Set task: Format every line of the material below as a Markdown table with two columns, Row and Line. Number the rows, skip any blank lines, and leave out the pictures.

◆ ◆ ◆ ◆ ◆ ◆ ◆

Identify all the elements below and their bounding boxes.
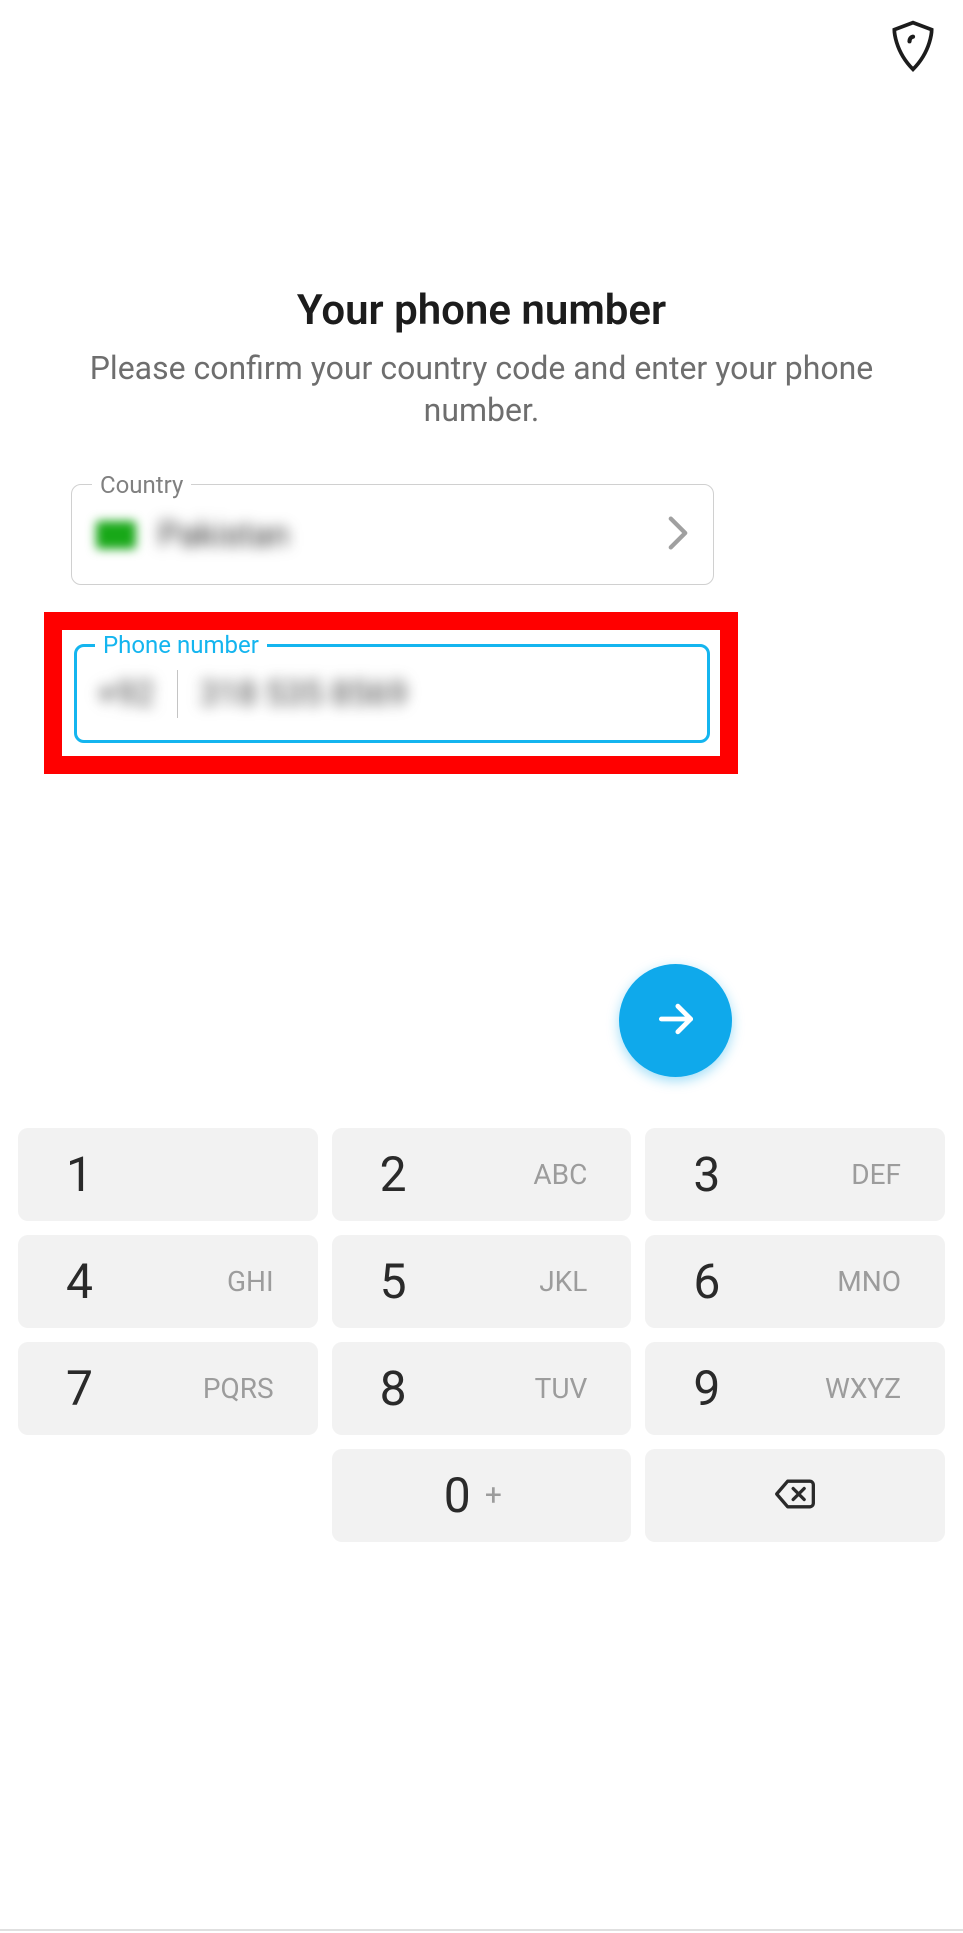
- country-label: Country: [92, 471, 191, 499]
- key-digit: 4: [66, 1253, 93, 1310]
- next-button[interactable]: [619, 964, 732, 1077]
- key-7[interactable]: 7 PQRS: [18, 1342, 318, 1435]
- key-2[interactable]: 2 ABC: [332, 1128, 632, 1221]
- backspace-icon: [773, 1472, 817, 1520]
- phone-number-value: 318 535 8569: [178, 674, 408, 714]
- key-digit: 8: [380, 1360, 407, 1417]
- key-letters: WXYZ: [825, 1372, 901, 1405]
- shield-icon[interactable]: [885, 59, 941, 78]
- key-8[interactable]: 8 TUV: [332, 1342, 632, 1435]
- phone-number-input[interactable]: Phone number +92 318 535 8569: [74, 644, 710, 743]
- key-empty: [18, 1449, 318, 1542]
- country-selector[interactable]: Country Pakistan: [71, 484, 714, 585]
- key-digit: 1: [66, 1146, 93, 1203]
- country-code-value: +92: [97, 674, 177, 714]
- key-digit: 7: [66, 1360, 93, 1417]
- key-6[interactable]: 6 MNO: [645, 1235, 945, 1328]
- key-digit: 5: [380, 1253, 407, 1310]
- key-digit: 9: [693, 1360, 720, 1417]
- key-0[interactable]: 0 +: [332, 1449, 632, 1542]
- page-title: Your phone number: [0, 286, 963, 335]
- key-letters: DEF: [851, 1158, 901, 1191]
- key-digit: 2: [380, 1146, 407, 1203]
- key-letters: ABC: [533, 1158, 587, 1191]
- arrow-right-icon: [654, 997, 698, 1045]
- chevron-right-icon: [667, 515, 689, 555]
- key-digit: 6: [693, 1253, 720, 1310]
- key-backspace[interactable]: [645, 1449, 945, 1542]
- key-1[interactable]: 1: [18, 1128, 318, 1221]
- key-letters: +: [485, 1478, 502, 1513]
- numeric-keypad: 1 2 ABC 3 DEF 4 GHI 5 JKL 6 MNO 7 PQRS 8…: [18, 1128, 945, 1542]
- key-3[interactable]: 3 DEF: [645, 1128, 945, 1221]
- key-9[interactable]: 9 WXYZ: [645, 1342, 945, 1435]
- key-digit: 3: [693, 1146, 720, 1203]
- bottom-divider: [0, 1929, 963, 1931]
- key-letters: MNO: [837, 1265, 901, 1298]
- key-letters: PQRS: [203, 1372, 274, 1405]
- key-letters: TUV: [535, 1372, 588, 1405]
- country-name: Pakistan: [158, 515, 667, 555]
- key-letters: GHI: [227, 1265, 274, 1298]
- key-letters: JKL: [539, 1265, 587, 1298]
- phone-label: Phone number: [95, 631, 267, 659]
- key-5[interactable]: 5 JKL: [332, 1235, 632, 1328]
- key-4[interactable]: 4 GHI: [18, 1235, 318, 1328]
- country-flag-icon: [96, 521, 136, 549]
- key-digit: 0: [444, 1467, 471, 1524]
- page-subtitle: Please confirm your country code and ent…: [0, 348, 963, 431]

◆ ◆ ◆ ◆ ◆ ◆ ◆

Final result:
| Row | Line |
|---|---|
| 1 | Identify all the elements below and their bounding boxes. |
| 2 | - country-label: Country: [92, 471, 191, 499] |
| 3 | - key-digit: 4: [66, 1253, 93, 1310] |
| 4 | - next-button[interactable]: [619, 964, 732, 1077] |
| 5 | - key-7[interactable]: 7 PQRS: [18, 1342, 318, 1435] |
| 6 | - key-2[interactable]: 2 ABC: [332, 1128, 632, 1221] |
| 7 | - backspace-icon: [773, 1472, 817, 1520] |
| 8 | - phone-number-value: 318 535 8569: [178, 674, 408, 714] |
| 9 | - key-digit: 8: [380, 1360, 407, 1417] |
| 10 | - key-letters: WXYZ: [825, 1372, 901, 1405] |
| 11 | - shield-icon[interactable]: [885, 59, 941, 78] |
| 12 | - key-8[interactable]: 8 TUV: [332, 1342, 632, 1435] |
| 13 | - phone-number-input[interactable]: Phone number +92 318 535 8569: [74, 644, 710, 743] |
| 14 | - key-empty: [18, 1449, 318, 1542] |
| 15 | - country-selector[interactable]: Country Pakistan: [71, 484, 714, 585] |
| 16 | - key-digit: 1: [66, 1146, 93, 1203] |
| 17 | - country-code-value: +92: [97, 674, 177, 714] |
| 18 | - key-digit: 7: [66, 1360, 93, 1417] |
| 19 | - key-6[interactable]: 6 MNO: [645, 1235, 945, 1328] |
| 20 | - key-digit: 5: [380, 1253, 407, 1310] |
| 21 | - key-digit: 9: [693, 1360, 720, 1417] |
| 22 | - key-0[interactable]: 0 +: [332, 1449, 632, 1542] |
| 23 | - page-title: Your phone number: [0, 286, 963, 335] |
| 24 | - key-letters: DEF: [851, 1158, 901, 1191] |
| 25 | - key-digit: 2: [380, 1146, 407, 1203] |
| 26 | - key-letters: ABC: [533, 1158, 587, 1191] |
| 27 | - arrow-right-icon: [654, 997, 698, 1045] |
| 28 | - chevron-right-icon: [667, 515, 689, 555] |
| 29 | - key-digit: 6: [693, 1253, 720, 1310] |
| 30 | - key-backspace[interactable]: [645, 1449, 945, 1542] |
| 31 | - key-1[interactable]: 1: [18, 1128, 318, 1221] |
| 32 | - key-letters: +: [485, 1478, 502, 1513] |
| 33 | - numeric-keypad: 1 2 ABC 3 DEF 4 GHI 5 JKL 6 MNO 7 PQRS 8…: [18, 1128, 945, 1542] |
| 34 | - key-3[interactable]: 3 DEF: [645, 1128, 945, 1221] |
| 35 | - key-9[interactable]: 9 WXYZ: [645, 1342, 945, 1435] |
| 36 | - key-digit: 3: [693, 1146, 720, 1203] |
| 37 | - bottom-divider: [0, 1929, 963, 1931] |
| 38 | - key-letters: MNO: [837, 1265, 901, 1298] |
| 39 | - key-letters: PQRS: [203, 1372, 274, 1405] |
| 40 | - key-letters: TUV: [535, 1372, 588, 1405] |
| 41 | - country-name: Pakistan: [158, 515, 667, 555] |
| 42 | - key-letters: GHI: [227, 1265, 274, 1298] |
| 43 | - key-letters: JKL: [539, 1265, 587, 1298] |
| 44 | - phone-label: Phone number: [95, 631, 267, 659] |
| 45 | - key-5[interactable]: 5 JKL: [332, 1235, 632, 1328] |
| 46 | - key-4[interactable]: 4 GHI: [18, 1235, 318, 1328] |
| 47 | - country-flag-icon: [96, 521, 136, 549] |
| 48 | - key-digit: 0: [444, 1467, 471, 1524] |
| 49 | - page-subtitle: Please confirm your country code and ent…: [0, 348, 963, 431] |